Dataset items
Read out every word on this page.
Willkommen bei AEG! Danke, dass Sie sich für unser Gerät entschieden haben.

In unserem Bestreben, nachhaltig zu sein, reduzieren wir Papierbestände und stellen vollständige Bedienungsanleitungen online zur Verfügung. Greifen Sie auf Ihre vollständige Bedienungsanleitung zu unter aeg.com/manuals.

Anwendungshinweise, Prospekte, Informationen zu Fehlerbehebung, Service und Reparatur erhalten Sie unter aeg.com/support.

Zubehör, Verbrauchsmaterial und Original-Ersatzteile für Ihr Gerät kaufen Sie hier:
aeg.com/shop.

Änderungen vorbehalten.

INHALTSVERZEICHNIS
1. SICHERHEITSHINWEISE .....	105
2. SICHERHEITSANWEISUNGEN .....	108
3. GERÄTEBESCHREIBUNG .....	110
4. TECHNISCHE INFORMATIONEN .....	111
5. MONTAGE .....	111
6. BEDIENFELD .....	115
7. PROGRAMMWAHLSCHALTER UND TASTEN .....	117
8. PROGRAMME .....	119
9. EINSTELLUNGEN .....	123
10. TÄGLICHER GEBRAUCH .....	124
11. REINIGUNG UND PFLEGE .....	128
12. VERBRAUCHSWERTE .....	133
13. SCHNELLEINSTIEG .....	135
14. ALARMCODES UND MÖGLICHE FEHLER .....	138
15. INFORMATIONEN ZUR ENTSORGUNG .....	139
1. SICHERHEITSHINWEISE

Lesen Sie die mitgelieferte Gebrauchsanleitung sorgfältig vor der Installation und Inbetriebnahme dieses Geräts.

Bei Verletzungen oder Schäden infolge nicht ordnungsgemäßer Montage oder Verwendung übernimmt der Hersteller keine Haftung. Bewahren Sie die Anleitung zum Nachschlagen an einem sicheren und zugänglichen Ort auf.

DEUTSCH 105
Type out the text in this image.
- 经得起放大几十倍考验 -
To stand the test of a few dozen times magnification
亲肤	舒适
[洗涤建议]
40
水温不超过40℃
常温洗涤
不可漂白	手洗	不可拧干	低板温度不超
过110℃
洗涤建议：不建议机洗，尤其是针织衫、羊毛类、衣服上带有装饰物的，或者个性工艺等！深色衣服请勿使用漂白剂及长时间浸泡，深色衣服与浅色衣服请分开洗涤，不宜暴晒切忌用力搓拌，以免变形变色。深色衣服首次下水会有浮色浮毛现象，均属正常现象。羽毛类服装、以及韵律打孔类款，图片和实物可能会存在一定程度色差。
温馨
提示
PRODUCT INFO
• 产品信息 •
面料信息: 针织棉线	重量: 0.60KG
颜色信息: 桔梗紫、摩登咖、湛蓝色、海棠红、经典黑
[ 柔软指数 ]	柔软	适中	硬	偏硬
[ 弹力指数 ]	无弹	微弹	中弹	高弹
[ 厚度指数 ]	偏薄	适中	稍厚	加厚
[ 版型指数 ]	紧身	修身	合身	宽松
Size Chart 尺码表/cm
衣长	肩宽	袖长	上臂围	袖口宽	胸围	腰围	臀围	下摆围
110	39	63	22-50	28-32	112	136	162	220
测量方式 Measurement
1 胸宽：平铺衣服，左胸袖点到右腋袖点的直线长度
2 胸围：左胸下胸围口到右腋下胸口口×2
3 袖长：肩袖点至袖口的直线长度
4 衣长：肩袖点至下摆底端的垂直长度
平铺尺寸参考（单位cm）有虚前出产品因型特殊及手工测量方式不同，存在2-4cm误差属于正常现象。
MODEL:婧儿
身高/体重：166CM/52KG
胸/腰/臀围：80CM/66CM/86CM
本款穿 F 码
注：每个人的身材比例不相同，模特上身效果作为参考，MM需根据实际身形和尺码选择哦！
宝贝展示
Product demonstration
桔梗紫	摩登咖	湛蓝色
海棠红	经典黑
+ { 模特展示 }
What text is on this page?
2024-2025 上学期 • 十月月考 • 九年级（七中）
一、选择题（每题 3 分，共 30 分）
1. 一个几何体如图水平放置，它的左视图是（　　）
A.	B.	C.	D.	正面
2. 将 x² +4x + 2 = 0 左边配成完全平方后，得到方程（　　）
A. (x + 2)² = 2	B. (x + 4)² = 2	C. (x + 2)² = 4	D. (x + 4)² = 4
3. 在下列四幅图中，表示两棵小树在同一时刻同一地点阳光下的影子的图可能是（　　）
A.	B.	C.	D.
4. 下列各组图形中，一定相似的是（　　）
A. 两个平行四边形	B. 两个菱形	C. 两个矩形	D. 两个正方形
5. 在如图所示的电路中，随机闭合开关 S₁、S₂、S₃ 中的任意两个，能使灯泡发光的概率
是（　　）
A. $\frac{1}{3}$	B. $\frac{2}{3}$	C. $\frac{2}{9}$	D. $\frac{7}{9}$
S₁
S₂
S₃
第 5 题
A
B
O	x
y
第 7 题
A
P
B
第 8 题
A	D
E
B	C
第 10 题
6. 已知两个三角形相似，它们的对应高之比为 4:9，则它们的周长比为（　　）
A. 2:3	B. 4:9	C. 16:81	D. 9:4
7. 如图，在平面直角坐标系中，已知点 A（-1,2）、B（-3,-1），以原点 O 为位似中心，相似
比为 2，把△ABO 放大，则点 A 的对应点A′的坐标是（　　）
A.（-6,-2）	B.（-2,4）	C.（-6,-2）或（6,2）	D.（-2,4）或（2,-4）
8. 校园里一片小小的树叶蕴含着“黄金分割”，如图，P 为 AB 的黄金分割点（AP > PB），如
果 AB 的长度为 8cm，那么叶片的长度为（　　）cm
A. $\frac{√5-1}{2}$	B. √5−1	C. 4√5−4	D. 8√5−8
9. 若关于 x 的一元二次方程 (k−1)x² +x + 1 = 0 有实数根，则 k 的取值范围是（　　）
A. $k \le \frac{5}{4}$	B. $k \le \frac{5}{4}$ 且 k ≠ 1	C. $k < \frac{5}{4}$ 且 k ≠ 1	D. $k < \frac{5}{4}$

### [TASK BRIEF]
Consider the entries above and return each line with the string "text".

### [FINAL RESULT]
Type out the text in this image.
What text is on this page?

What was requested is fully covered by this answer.